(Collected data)

● ● ● ●

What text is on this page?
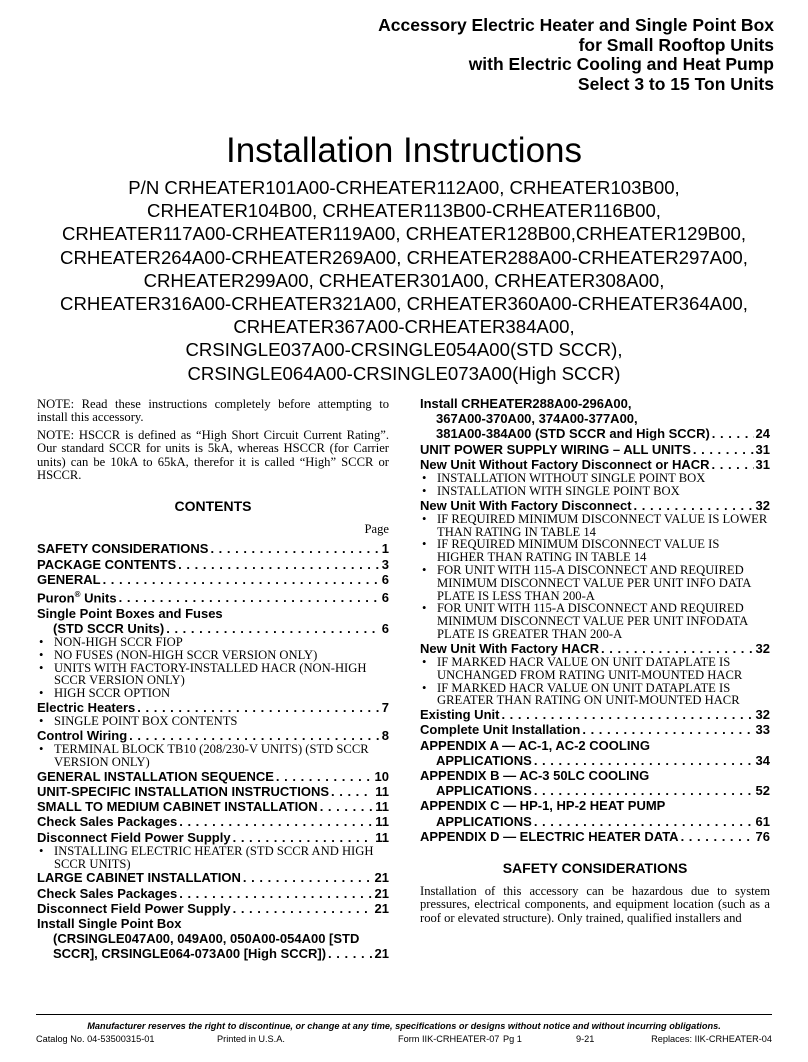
Accessory Electric Heater and Single Point Box
for Small Rooftop Units
with Electric Cooling and Heat Pump
Select 3 to 15 Ton Units
Installation Instructions
P/N CRHEATER101A00-CRHEATER112A00, CRHEATER103B00,
CRHEATER104B00, CRHEATER113B00-CRHEATER116B00,
CRHEATER117A00-CRHEATER119A00, CRHEATER128B00,CRHEATER129B00,
CRHEATER264A00-CRHEATER269A00, CRHEATER288A00-CRHEATER297A00,
CRHEATER299A00, CRHEATER301A00, CRHEATER308A00,
CRHEATER316A00-CRHEATER321A00, CRHEATER360A00-CRHEATER364A00,
CRHEATER367A00-CRHEATER384A00,
CRSINGLE037A00-CRSINGLE054A00(STD SCCR),
CRSINGLE064A00-CRSINGLE073A00(High SCCR)
NOTE: Read these instructions completely before attempting to install this accessory.
NOTE: HSCCR is defined as “High Short Circuit Current Rating”. Our standard SCCR for units is 5kA, whereas HSCCR (for Carrier units) can be 10kA to 65kA, therefor it is called “High” SCCR or HSCCR.
CONTENTS
Page
SAFETY CONSIDERATIONS . . .	1
PACKAGE CONTENTS . . .	3
GENERAL . . .	6
Puron® Units . . .	6
Single Point Boxes and Fuses
(STD SCCR Units) . . .	6
• NON-HIGH SCCR FIOP
• NO FUSES (NON-HIGH SCCR VERSION ONLY)
• UNITS WITH FACTORY-INSTALLED HACR (NON-HIGH SCCR VERSION ONLY)
• HIGH SCCR OPTION
Electric Heaters . . .	7
• SINGLE POINT BOX CONTENTS
Control Wiring . . .	8
• TERMINAL BLOCK TB10 (208/230-V UNITS) (STD SCCR VERSION ONLY)
GENERAL INSTALLATION SEQUENCE . . .	10
UNIT-SPECIFIC INSTALLATION INSTRUCTIONS . . .	11
SMALL TO MEDIUM CABINET INSTALLATION . . .	11
Check Sales Packages . . .	11
Disconnect Field Power Supply . . .	11
• INSTALLING ELECTRIC HEATER (STD SCCR AND HIGH SCCR UNITS)
LARGE CABINET INSTALLATION . . .	21
Check Sales Packages . . .	21
Disconnect Field Power Supply . . .	21
Install Single Point Box
(CRSINGLE047A00, 049A00, 050A00-054A00 [STD
SCCR], CRSINGLE064-073A00 [High SCCR]) . . .	21
Install CRHEATER288A00-296A00,
367A00-370A00, 374A00-377A00,
381A00-384A00 (STD SCCR and High SCCR) . . .	24
UNIT POWER SUPPLY WIRING – ALL UNITS . . .	31
New Unit Without Factory Disconnect or HACR . . .	31
• INSTALLATION WITHOUT SINGLE POINT BOX
• INSTALLATION WITH SINGLE POINT BOX
New Unit With Factory Disconnect . . .	32
• IF REQUIRED MINIMUM DISCONNECT VALUE IS LOWER THAN RATING IN TABLE 14
• IF REQUIRED MINIMUM DISCONNECT VALUE IS HIGHER THAN RATING IN TABLE 14
• FOR UNIT WITH 115-A DISCONNECT AND REQUIRED MINIMUM DISCONNECT VALUE PER UNIT INFO DATA PLATE IS LESS THAN 200-A
• FOR UNIT WITH 115-A DISCONNECT AND REQUIRED MINIMUM DISCONNECT VALUE PER UNIT INFODATA PLATE IS GREATER THAN 200-A
New Unit With Factory HACR . . .	32
• IF MARKED HACR VALUE ON UNIT DATAPLATE IS UNCHANGED FROM RATING UNIT-MOUNTED HACR
• IF MARKED HACR VALUE ON UNIT DATAPLATE IS GREATER THAN RATING ON UNIT-MOUNTED HACR
Existing Unit . . .	32
Complete Unit Installation . . .	33
APPENDIX A — AC-1, AC-2 COOLING
APPLICATIONS . . .	34
APPENDIX B — AC-3 50LC COOLING
APPLICATIONS . . .	52
APPENDIX C — HP-1, HP-2 HEAT PUMP
APPLICATIONS . . .	61
APPENDIX D — ELECTRIC HEATER DATA . . .	76
SAFETY CONSIDERATIONS
Installation of this accessory can be hazardous due to system pressures, electrical components, and equipment location (such as a roof or elevated structure). Only trained, qualified installers and
Manufacturer reserves the right to discontinue, or change at any time, specifications or designs without notice and without incurring obligations.
Catalog No. 04-53500315-01	Printed in U.S.A.	Form IIK-CRHEATER-07 Pg 1	9-21	Replaces: IIK-CRHEATER-04
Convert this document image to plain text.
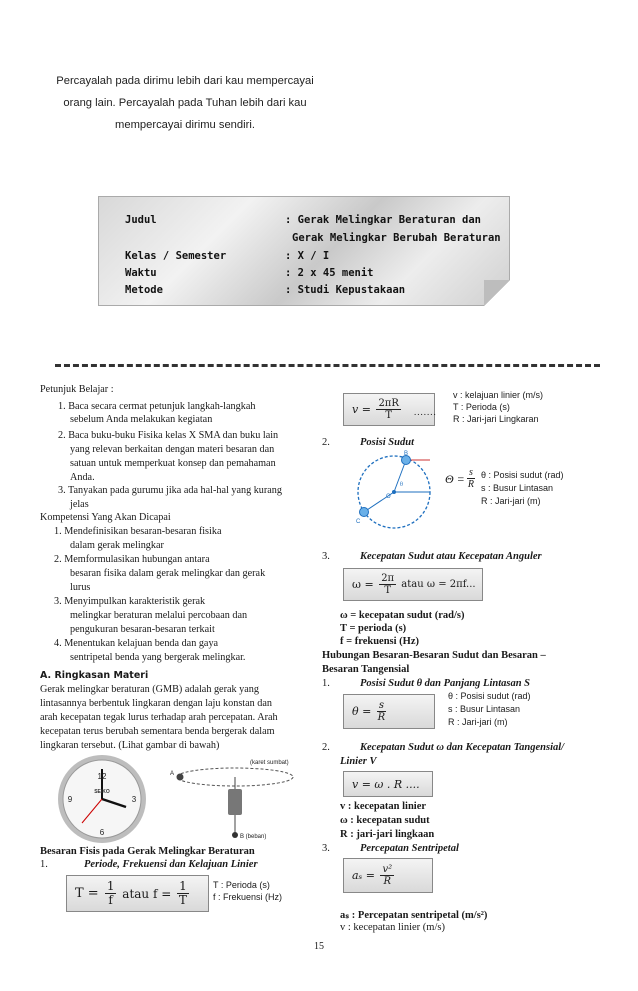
Percayalah pada dirimu lebih dari kau mempercayai
orang lain. Percayalah pada Tuhan lebih dari kau
mempercayai dirimu sendiri.
Judul	: Gerak Melingkar Beraturan dan
Gerak Melingkar Berubah Beraturan
Kelas / Semester	: X / I
Waktu	: 2 x 45 menit
Metode	: Studi Kepustakaan
Petunjuk Belajar :
1. Baca secara cermat petunjuk langkah-langkah
sebelum Anda melakukan kegiatan
2. Baca buku-buku Fisika kelas X SMA dan buku lain
yang relevan berkaitan dengan materi besaran dan
satuan untuk memperkuat konsep dan pemahaman
Anda.
3. Tanyakan pada gurumu jika ada hal-hal yang kurang
jelas
Kompetensi Yang Akan Dicapai
1. Mendefinisikan besaran-besaran fisika
dalam gerak melingkar
2. Memformulasikan hubungan antara
besaran fisika dalam gerak melingkar dan gerak
lurus
3. Menyimpulkan karakteristik gerak
melingkar beraturan melalui percobaan dan
pengukuran besaran-besaran terkait
4. Menentukan kelajuan benda dan gaya
sentripetal benda yang bergerak melingkar.
A. Ringkasan Materi
Gerak melingkar beraturan (GMB) adalah gerak yang
lintasannya berbentuk lingkaran dengan laju konstan dan
arah kecepatan tegak lurus terhadap arah percepatan. Arah
kecepatan terus berubah sementara benda bergerak dalam
lingkaran tersebut. (Lihat gambar di bawah)
12
3
6
9
SEIKO
(karet sumbat)
B (beban)
A
Besaran Fisis pada Gerak Melingkar Beraturan
1.	Periode, Frekuensi dan Kelajuan Linier
$T = \frac{1}{f}$ atau $f = \frac{1}{T}$	T : Perioda (s)
f : Frekuensi (Hz)
$v = \frac{2\pi R}{T}$ .......
v : kelajuan linier (m/s)
T : Perioda (s)
R : Jari-jari Lingkaran
2.	Posisi Sudut
B
O
C
θ	$\Theta = \frac{s}{R}$ θ : Posisi sudut (rad)
s : Busur Lintasan
R : Jari-jari (m)
3.	Kecepatan Sudut atau Kecepatan Anguler
$\omega = \frac{2\pi}{T}$ atau ω = 2πf...
ω = kecepatan sudut (rad/s)
T = perioda (s)
f = frekuensi (Hz)
Hubungan Besaran-Besaran Sudut dan Besaran –
Besaran Tangensial
1.	Posisi Sudut θ dan Panjang Lintasan S
$\theta = \frac{s}{R}$
θ : Posisi sudut (rad)
s : Busur Lintasan
R : Jari-jari (m)
2.	Kecepatan Sudut ω dan Kecepatan Tangensial/
Linier V
v = ω . R ....
v : kecepatan linier
ω : kecepatan sudut
R : jari-jari lingkaan
3.	Percepatan Sentripetal
$a_s = \frac{\text{v²}}{R}$
aₛ : Percepatan sentripetal (m/s²)
v : kecepatan linier (m/s)
15
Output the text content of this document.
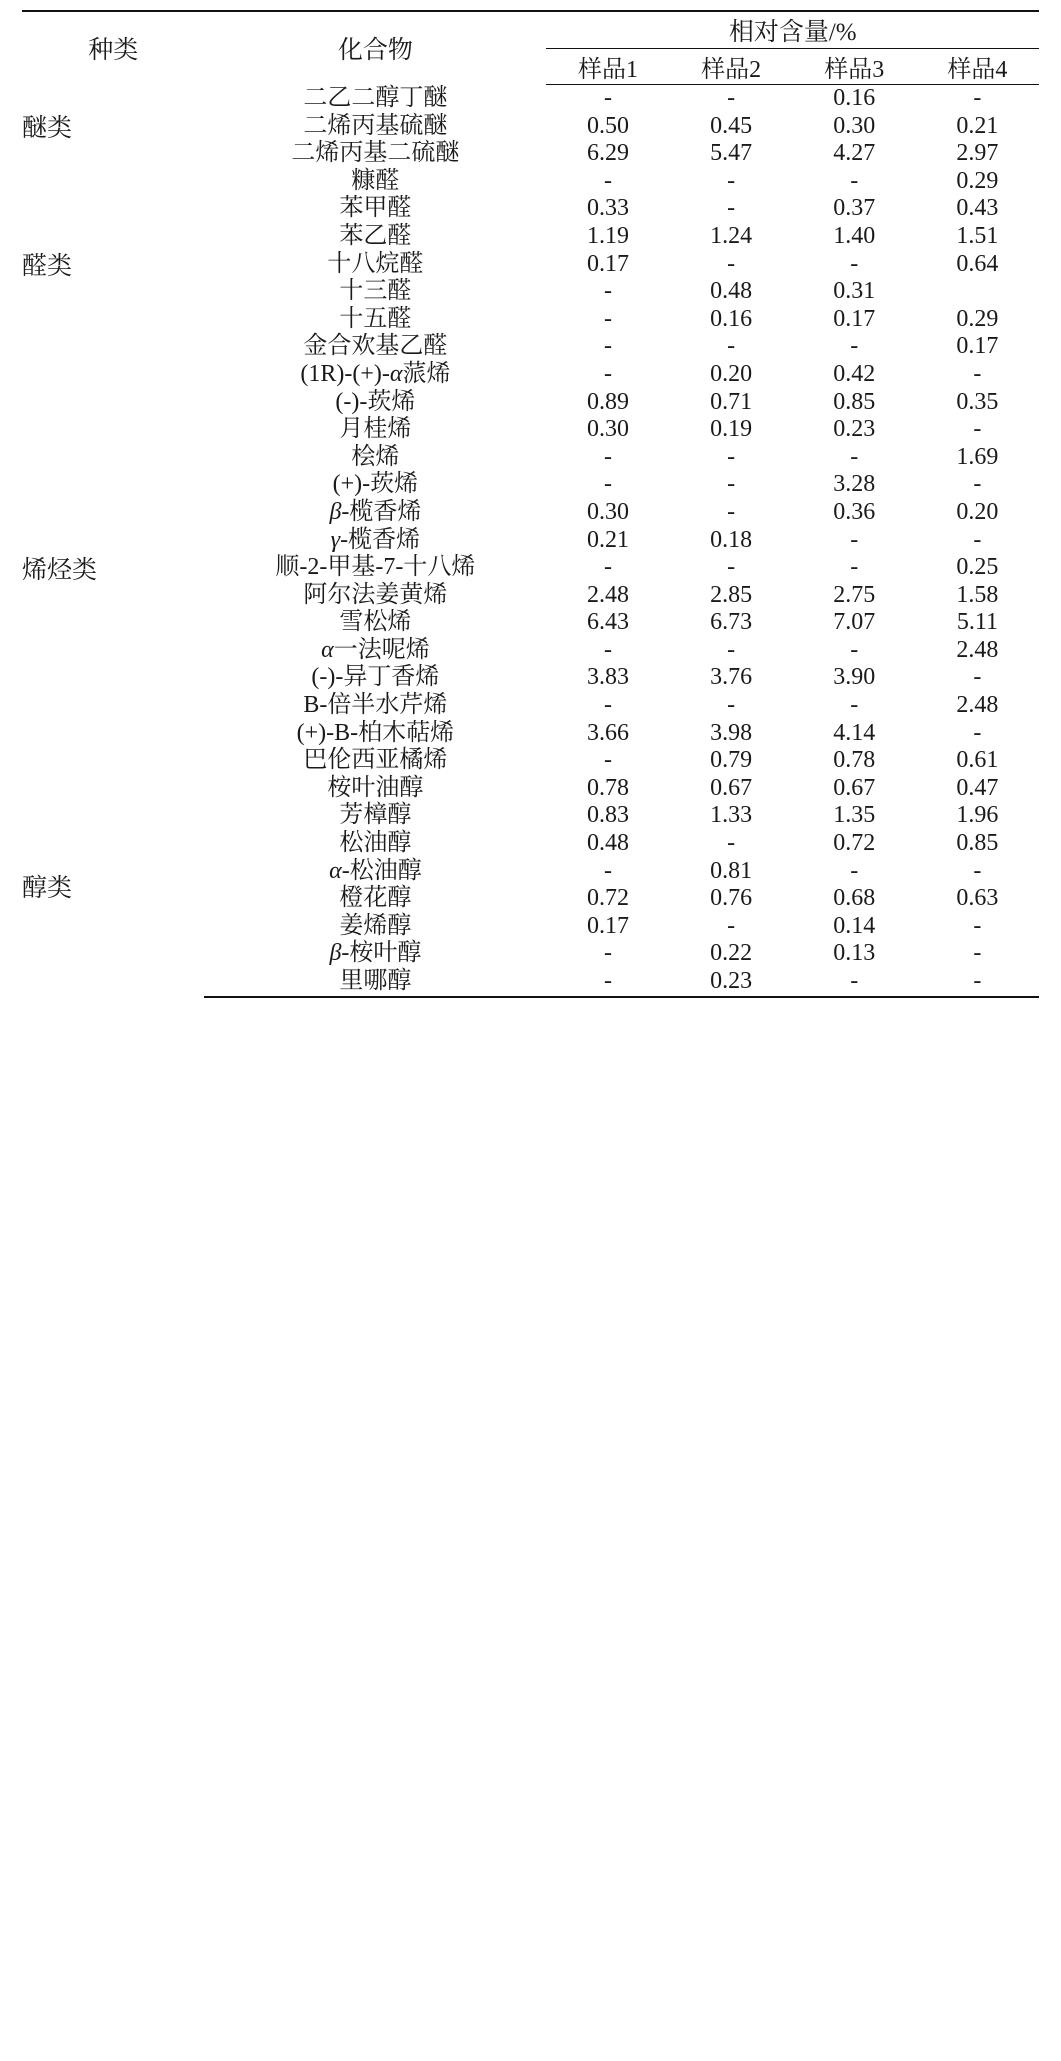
种类	化合物	相对含量/%			
		样品1	样品2	样品3	样品4
醚类	二乙二醇丁醚	-	-	0.16	-
	二烯丙基硫醚	0.50	0.45	0.30	0.21
	二烯丙基二硫醚	6.29	5.47	4.27	2.97
醛类	糠醛	-	-	-	0.29
	苯甲醛	0.33	-	0.37	0.43
	苯乙醛	1.19	1.24	1.40	1.51
	十八烷醛	0.17	-	-	0.64
	十三醛	-	0.48	0.31	
	十五醛	-	0.16	0.17	0.29
	金合欢基乙醛	-	-	-	0.17
烯烃类	(1R)-(+)-α蒎烯	-	0.20	0.42	-
	(-)-莰烯	0.89	0.71	0.85	0.35
	月桂烯	0.30	0.19	0.23	-
	桧烯	-	-	-	1.69
	(+)-莰烯	-	-	3.28	-
	β-榄香烯	0.30	-	0.36	0.20
	γ-榄香烯	0.21	0.18	-	-
	顺-2-甲基-7-十八烯	-	-	-	0.25
	阿尔法姜黄烯	2.48	2.85	2.75	1.58
	雪松烯	6.43	6.73	7.07	5.11
	α一法呢烯	-	-	-	2.48
	(-)-异丁香烯	3.83	3.76	3.90	-
	B-倍半水芹烯	-	-	-	2.48
	(+)-B-柏木萜烯	3.66	3.98	4.14	-
	巴伦西亚橘烯	-	0.79	0.78	0.61
醇类	桉叶油醇	0.78	0.67	0.67	0.47
	芳樟醇	0.83	1.33	1.35	1.96
	松油醇	0.48	-	0.72	0.85
	α-松油醇	-	0.81	-	-
	橙花醇	0.72	0.76	0.68	0.63
	姜烯醇	0.17	-	0.14	-
	β-桉叶醇	-	0.22	0.13	-
	里哪醇	-	0.23	-	-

● ● ● ●

▸ **Task prompt**: Only the lines from the one containing "Output the text content of this document." through the last line of the records above should be repeated, exactly and without pictures.

▸ **Completed task**:
Output the text content of this document.
种类	化合物	相对含量/%			
		样品1	样品2	样品3	样品4
醚类	二乙二醇丁醚	-	-	0.16	-
	二烯丙基硫醚	0.50	0.45	0.30	0.21
	二烯丙基二硫醚	6.29	5.47	4.27	2.97
醛类	糠醛	-	-	-	0.29
	苯甲醛	0.33	-	0.37	0.43
	苯乙醛	1.19	1.24	1.40	1.51
	十八烷醛	0.17	-	-	0.64
	十三醛	-	0.48	0.31	
	十五醛	-	0.16	0.17	0.29
	金合欢基乙醛	-	-	-	0.17
烯烃类	(1R)-(+)-α蒎烯	-	0.20	0.42	-
	(-)-莰烯	0.89	0.71	0.85	0.35
	月桂烯	0.30	0.19	0.23	-
	桧烯	-	-	-	1.69
	(+)-莰烯	-	-	3.28	-
	β-榄香烯	0.30	-	0.36	0.20
	γ-榄香烯	0.21	0.18	-	-
	顺-2-甲基-7-十八烯	-	-	-	0.25
	阿尔法姜黄烯	2.48	2.85	2.75	1.58
	雪松烯	6.43	6.73	7.07	5.11
	α一法呢烯	-	-	-	2.48
	(-)-异丁香烯	3.83	3.76	3.90	-
	B-倍半水芹烯	-	-	-	2.48
	(+)-B-柏木萜烯	3.66	3.98	4.14	-
	巴伦西亚橘烯	-	0.79	0.78	0.61
醇类	桉叶油醇	0.78	0.67	0.67	0.47
	芳樟醇	0.83	1.33	1.35	1.96
	松油醇	0.48	-	0.72	0.85
	α-松油醇	-	0.81	-	-
	橙花醇	0.72	0.76	0.68	0.63
	姜烯醇	0.17	-	0.14	-
	β-桉叶醇	-	0.22	0.13	-
	里哪醇	-	0.23	-	-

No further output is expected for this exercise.